— Exercise prompt —
Reproduce all the entries exactly.

— Record extracts —
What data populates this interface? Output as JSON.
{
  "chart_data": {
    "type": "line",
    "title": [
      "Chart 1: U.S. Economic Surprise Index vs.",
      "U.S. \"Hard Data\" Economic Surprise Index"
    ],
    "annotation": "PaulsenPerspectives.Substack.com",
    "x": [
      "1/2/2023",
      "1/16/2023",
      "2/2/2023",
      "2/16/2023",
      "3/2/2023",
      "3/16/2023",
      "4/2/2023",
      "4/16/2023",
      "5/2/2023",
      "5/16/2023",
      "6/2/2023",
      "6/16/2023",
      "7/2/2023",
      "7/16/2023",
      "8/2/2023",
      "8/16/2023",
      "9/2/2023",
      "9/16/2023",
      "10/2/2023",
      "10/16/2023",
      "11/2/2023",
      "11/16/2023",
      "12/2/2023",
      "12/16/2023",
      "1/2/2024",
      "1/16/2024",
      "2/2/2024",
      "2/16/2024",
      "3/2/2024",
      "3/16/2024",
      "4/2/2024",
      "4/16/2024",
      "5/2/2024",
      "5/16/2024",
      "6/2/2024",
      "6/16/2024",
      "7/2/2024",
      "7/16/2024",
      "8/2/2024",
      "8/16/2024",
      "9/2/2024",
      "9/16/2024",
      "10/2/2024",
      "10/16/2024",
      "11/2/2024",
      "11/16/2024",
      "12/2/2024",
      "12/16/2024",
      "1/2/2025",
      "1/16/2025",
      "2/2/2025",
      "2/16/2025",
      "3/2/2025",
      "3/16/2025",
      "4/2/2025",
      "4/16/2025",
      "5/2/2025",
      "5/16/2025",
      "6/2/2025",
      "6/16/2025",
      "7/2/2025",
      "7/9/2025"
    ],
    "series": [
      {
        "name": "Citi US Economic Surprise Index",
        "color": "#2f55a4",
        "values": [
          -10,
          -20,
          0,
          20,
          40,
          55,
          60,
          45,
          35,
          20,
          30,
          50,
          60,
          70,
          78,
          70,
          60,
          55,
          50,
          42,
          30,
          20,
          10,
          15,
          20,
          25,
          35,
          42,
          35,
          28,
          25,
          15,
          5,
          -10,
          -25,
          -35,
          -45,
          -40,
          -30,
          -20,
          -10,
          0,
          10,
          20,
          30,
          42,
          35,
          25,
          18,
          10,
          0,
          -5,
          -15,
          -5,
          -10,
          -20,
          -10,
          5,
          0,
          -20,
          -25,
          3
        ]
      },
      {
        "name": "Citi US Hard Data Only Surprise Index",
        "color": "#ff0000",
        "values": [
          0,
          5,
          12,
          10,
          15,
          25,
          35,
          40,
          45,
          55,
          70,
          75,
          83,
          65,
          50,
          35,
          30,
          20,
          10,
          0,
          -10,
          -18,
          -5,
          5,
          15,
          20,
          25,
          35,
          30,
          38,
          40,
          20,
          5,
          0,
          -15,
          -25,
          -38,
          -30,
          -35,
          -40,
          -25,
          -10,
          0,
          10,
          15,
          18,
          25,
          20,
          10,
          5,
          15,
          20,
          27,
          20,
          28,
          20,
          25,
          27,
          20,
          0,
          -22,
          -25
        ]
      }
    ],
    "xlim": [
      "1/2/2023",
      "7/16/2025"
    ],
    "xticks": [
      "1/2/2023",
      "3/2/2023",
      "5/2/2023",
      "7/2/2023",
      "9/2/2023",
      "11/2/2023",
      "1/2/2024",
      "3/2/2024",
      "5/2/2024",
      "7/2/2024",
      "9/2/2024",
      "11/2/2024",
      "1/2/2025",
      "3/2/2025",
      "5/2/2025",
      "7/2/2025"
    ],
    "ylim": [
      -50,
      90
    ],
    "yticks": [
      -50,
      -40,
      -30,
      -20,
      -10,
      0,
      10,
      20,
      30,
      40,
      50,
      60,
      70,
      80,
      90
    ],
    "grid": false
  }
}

— Output —
What data populates this interface? Output as JSON.
{
  "chart_data": {
    "type": "line",
    "title": [
      "Chart 1: U.S. Economic Surprise Index vs.",
      "U.S. \"Hard Data\" Economic Surprise Index"
    ],
    "annotation": "PaulsenPerspectives.Substack.com",
    "x": [
      "1/2/2023",
      "1/16/2023",
      "2/2/2023",
      "2/16/2023",
      "3/2/2023",
      "3/16/2023",
      "4/2/2023",
      "4/16/2023",
      "5/2/2023",
      "5/16/2023",
      "6/2/2023",
      "6/16/2023",
      "7/2/2023",
      "7/16/2023",
      "8/2/2023",
      "8/16/2023",
      "9/2/2023",
      "9/16/2023",
      "10/2/2023",
      "10/16/2023",
      "11/2/2023",
      "11/16/2023",
      "12/2/2023",
      "12/16/2023",
      "1/2/2024",
      "1/16/2024",
      "2/2/2024",
      "2/16/2024",
      "3/2/2024",
      "3/16/2024",
      "4/2/2024",
      "4/16/2024",
      "5/2/2024",
      "5/16/2024",
      "6/2/2024",
      "6/16/2024",
      "7/2/2024",
      "7/16/2024",
      "8/2/2024",
      "8/16/2024",
      "9/2/2024",
      "9/16/2024",
      "10/2/2024",
      "10/16/2024",
      "11/2/2024",
      "11/16/2024",
      "12/2/2024",
      "12/16/2024",
      "1/2/2025",
      "1/16/2025",
      "2/2/2025",
      "2/16/2025",
      "3/2/2025",
      "3/16/2025",
      "4/2/2025",
      "4/16/2025",
      "5/2/2025",
      "5/16/2025",
      "6/2/2025",
      "6/16/2025",
      "7/2/2025",
      "7/9/2025"
    ],
    "series": [
      {
        "name": "Citi US Economic Surprise Index",
        "color": "#2f55a4",
        "values": [
          -10,
          -20,
          0,
          20,
          40,
          55,
          60,
          45,
          35,
          20,
          30,
          50,
          60,
          70,
          78,
          70,
          60,
          55,
          50,
          42,
          30,
          20,
          10,
          15,
          20,
          25,
          35,
          42,
          35,
          28,
          25,
          15,
          5,
          -10,
          -25,
          -35,
          -45,
          -40,
          -30,
          -20,
          -10,
          0,
          10,
          20,
          30,
          42,
          35,
          25,
          18,
          10,
          0,
          -5,
          -15,
          -5,
          -10,
          -20,
          -10,
          5,
          0,
          -20,
          -25,
          3
        ]
      },
      {
        "name": "Citi US Hard Data Only Surprise Index",
        "color": "#ff0000",
        "values": [
          0,
          5,
          12,
          10,
          15,
          25,
          35,
          40,
          45,
          55,
          70,
          75,
          83,
          65,
          50,
          35,
          30,
          20,
          10,
          0,
          -10,
          -18,
          -5,
          5,
          15,
          20,
          25,
          35,
          30,
          38,
          40,
          20,
          5,
          0,
          -15,
          -25,
          -38,
          -30,
          -35,
          -40,
          -25,
          -10,
          0,
          10,
          15,
          18,
          25,
          20,
          10,
          5,
          15,
          20,
          27,
          20,
          28,
          20,
          25,
          27,
          20,
          0,
          -22,
          -25
        ]
      }
    ],
    "xlim": [
      "1/2/2023",
      "7/16/2025"
    ],
    "xticks": [
      "1/2/2023",
      "3/2/2023",
      "5/2/2023",
      "7/2/2023",
      "9/2/2023",
      "11/2/2023",
      "1/2/2024",
      "3/2/2024",
      "5/2/2024",
      "7/2/2024",
      "9/2/2024",
      "11/2/2024",
      "1/2/2025",
      "3/2/2025",
      "5/2/2025",
      "7/2/2025"
    ],
    "ylim": [
      -50,
      90
    ],
    "yticks": [
      -50,
      -40,
      -30,
      -20,
      -10,
      0,
      10,
      20,
      30,
      40,
      50,
      60,
      70,
      80,
      90
    ],
    "grid": false
  }
}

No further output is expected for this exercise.